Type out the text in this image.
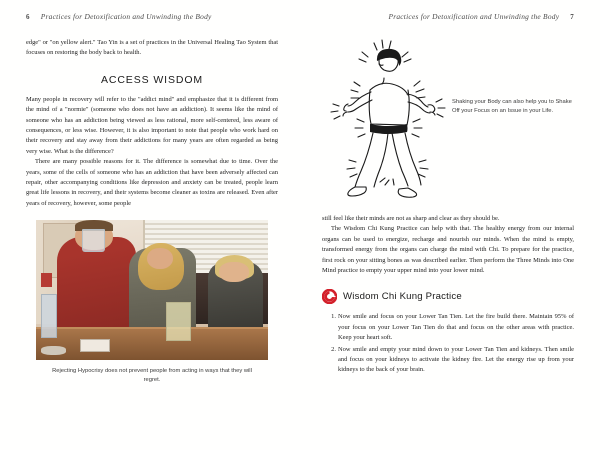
6 Practices for Detoxification and Unwinding the Body

edge" or "on yellow alert." Tao Yin is a set of practices in the Universal Healing Tao System that focuses on restoring the body back to health.

ACCESS WISDOM

Many people in recovery will refer to the "addict mind" and emphasize that it is different from the mind of a "normie" (someone who does not have an addiction). It seems like the mind of someone who has an addiction being viewed as less rational, more self-centered, less aware of consequences, or less wise. However, it is also important to note that people who work hard on their recovery and stay away from their addictions for many years are often regarded as being very wise. What is the difference?

There are many possible reasons for it. The difference is somewhat due to time. Over the years, some of the cells of someone who has an addiction that have been adversely affected can repair, other accompanying conditions like depression and anxiety can be treated, people learn great life lessons in recovery, and their systems become cleaner as toxins are released. Even after years of recovery, however, some people

Rejecting Hypocrisy does not prevent people from acting in ways that they will regret.
Practices for Detoxification and Unwinding the Body 7
Shaking your Body can also help you to Shake Off your Focus on an Issue in your Life.

still feel like their minds are not as sharp and clear as they should be.

The Wisdom Chi Kung Practice can help with that. The healthy energy from our internal organs can be used to energize, recharge and nourish our minds. When the mind is empty, transformed energy from the organs can charge the mind with Chi. To prepare for the practice, first rock on your sitting bones as was described earlier. Then perform the Three Minds into One Mind practice to empty your upper mind into your lower mind.

Wisdom Chi Kung Practice
Now smile and focus on your Lower Tan Tien. Let the fire build there. Maintain 95% of your focus on your Lower Tan Tien do that and focus on the other areas with practice. Keep your heart soft.
Now smile and empty your mind down to your Lower Tan Tien and kidneys. Then smile and focus on your kidneys to activate the kidney fire. Let the energy rise up from your kidneys to the back of your brain.
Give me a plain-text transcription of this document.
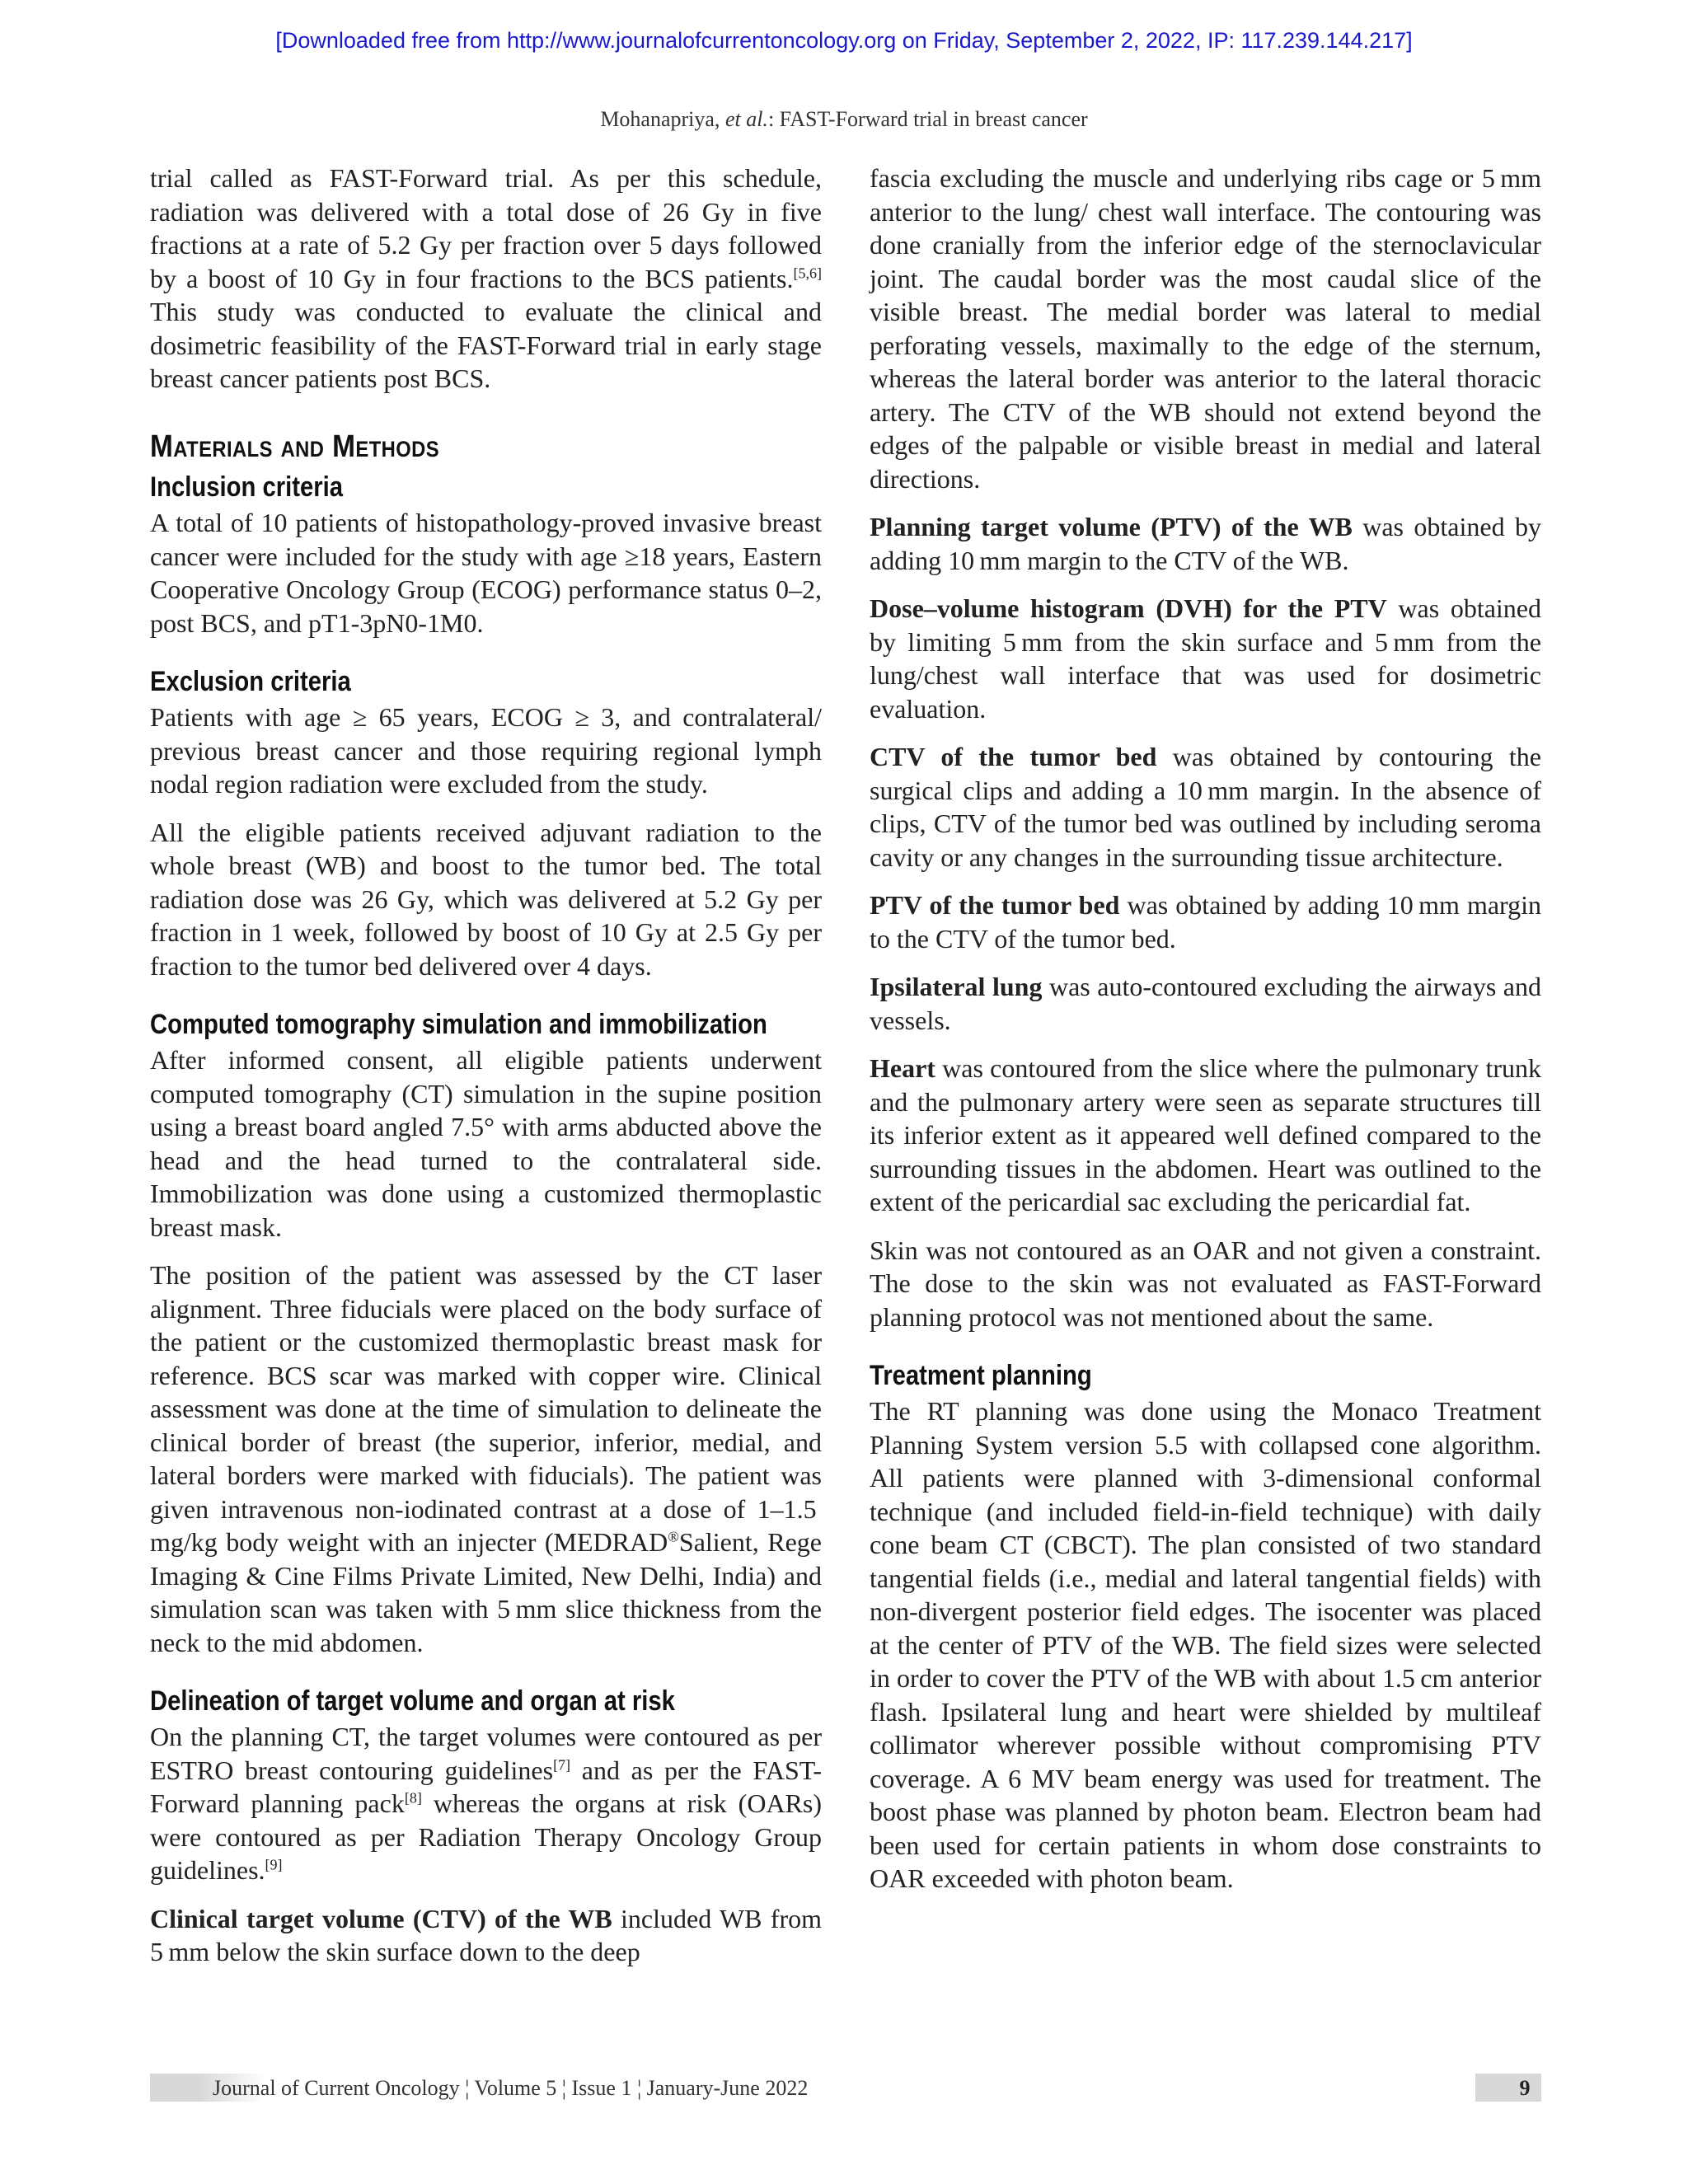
[Downloaded free from http://www.journalofcurrentoncology.org on Friday, September 2, 2022, IP: 117.239.144.217]
Mohanapriya, et al.: FAST-Forward trial in breast cancer

trial called as FAST-Forward trial. As per this schedule, radiation was delivered with a total dose of 26 Gy in five fractions at a rate of 5.2 Gy per fraction over 5 days followed by a boost of 10 Gy in four fractions to the BCS patients.[5,6] This study was conducted to evaluate the clinical and dosimetric feasibility of the FAST-Forward trial in early stage breast cancer patients post BCS.

Materials and Methods
Inclusion criteria

A total of 10 patients of histopathology-proved invasive breast cancer were included for the study with age ≥18 years, Eastern Cooperative Oncology Group (ECOG) performance status 0–2, post BCS, and pT1-3pN0-1M0.

Exclusion criteria

Patients with age ≥ 65 years, ECOG ≥ 3, and contralateral/ previous breast cancer and those requiring regional lymph nodal region radiation were excluded from the study.

All the eligible patients received adjuvant radiation to the whole breast (WB) and boost to the tumor bed. The total radiation dose was 26 Gy, which was delivered at 5.2 Gy per fraction in 1 week, followed by boost of 10 Gy at 2.5 Gy per fraction to the tumor bed delivered over 4 days.

Computed tomography simulation and immobilization

After informed consent, all eligible patients underwent computed tomography (CT) simulation in the supine position using a breast board angled 7.5° with arms abducted above the head and the head turned to the contralateral side. Immobilization was done using a customized thermoplastic breast mask.

The position of the patient was assessed by the CT laser alignment. Three fiducials were placed on the body surface of the patient or the customized thermoplastic breast mask for reference. BCS scar was marked with copper wire. Clinical assessment was done at the time of simulation to delineate the clinical border of breast (the superior, inferior, medial, and lateral borders were marked with fiducials). The patient was given intravenous non-iodinated contrast at a dose of 1–1.5 mg/kg body weight with an injecter (MEDRAD®Salient, Rege Imaging & Cine Films Private Limited, New Delhi, India) and simulation scan was taken with 5 mm slice thickness from the neck to the mid abdomen.

Delineation of target volume and organ at risk

On the planning CT, the target volumes were contoured as per ESTRO breast contouring guidelines[7] and as per the FAST-Forward planning pack[8] whereas the organs at risk (OARs) were contoured as per Radiation Therapy Oncology Group guidelines.[9]

Clinical target volume (CTV) of the WB included WB from 5 mm below the skin surface down to the deep

fascia excluding the muscle and underlying ribs cage or 5 mm anterior to the lung/ chest wall interface. The contouring was done cranially from the inferior edge of the sternoclavicular joint. The caudal border was the most caudal slice of the visible breast. The medial border was lateral to medial perforating vessels, maximally to the edge of the sternum, whereas the lateral border was anterior to the lateral thoracic artery. The CTV of the WB should not extend beyond the edges of the palpable or visible breast in medial and lateral directions.

Planning target volume (PTV) of the WB was obtained by adding 10 mm margin to the CTV of the WB.

Dose–volume histogram (DVH) for the PTV was obtained by limiting 5 mm from the skin surface and 5 mm from the lung/chest wall interface that was used for dosimetric evaluation.

CTV of the tumor bed was obtained by contouring the surgical clips and adding a 10 mm margin. In the absence of clips, CTV of the tumor bed was outlined by including seroma cavity or any changes in the surrounding tissue architecture.

PTV of the tumor bed was obtained by adding 10 mm margin to the CTV of the tumor bed.

Ipsilateral lung was auto-contoured excluding the airways and vessels.

Heart was contoured from the slice where the pulmonary trunk and the pulmonary artery were seen as separate structures till its inferior extent as it appeared well defined compared to the surrounding tissues in the abdomen. Heart was outlined to the extent of the pericardial sac excluding the pericardial fat.

Skin was not contoured as an OAR and not given a constraint. The dose to the skin was not evaluated as FAST-Forward planning protocol was not mentioned about the same.

Treatment planning

The RT planning was done using the Monaco Treatment Planning System version 5.5 with collapsed cone algorithm. All patients were planned with 3-dimensional conformal technique (and included field-in-field technique) with daily cone beam CT (CBCT). The plan consisted of two standard tangential fields (i.e., medial and lateral tangential fields) with non-divergent posterior field edges. The isocenter was placed at the center of PTV of the WB. The field sizes were selected in order to cover the PTV of the WB with about 1.5 cm anterior flash. Ipsilateral lung and heart were shielded by multileaf collimator wherever possible without compromising PTV coverage. A 6 MV beam energy was used for treatment. The boost phase was planned by photon beam. Electron beam had been used for certain patients in whom dose constraints to OAR exceeded with photon beam.

Journal of Current Oncology ¦ Volume 5 ¦ Issue 1 ¦ January-June 2022	9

▸ What this task involves:
Copy out the lines above with "Then" in them.

▸ Answer box:
The Wisdom Chi Kung Practice can help with that. The healthy energy from our internal organs can be used to energize, recharge and nourish our minds. When the mind is empty, transformed energy from the organs can charge the mind with Chi. To prepare for the practice, first rock on your sitting bones as was described earlier. Then perform the Three Minds into One Mind practice to empty your upper mind into your lower mind.
Now smile and empty your mind down to your Lower Tan Tien and kidneys. Then smile and focus on your kidneys to activate the kidney fire. Let the energy rise up from your kidneys to the back of your brain.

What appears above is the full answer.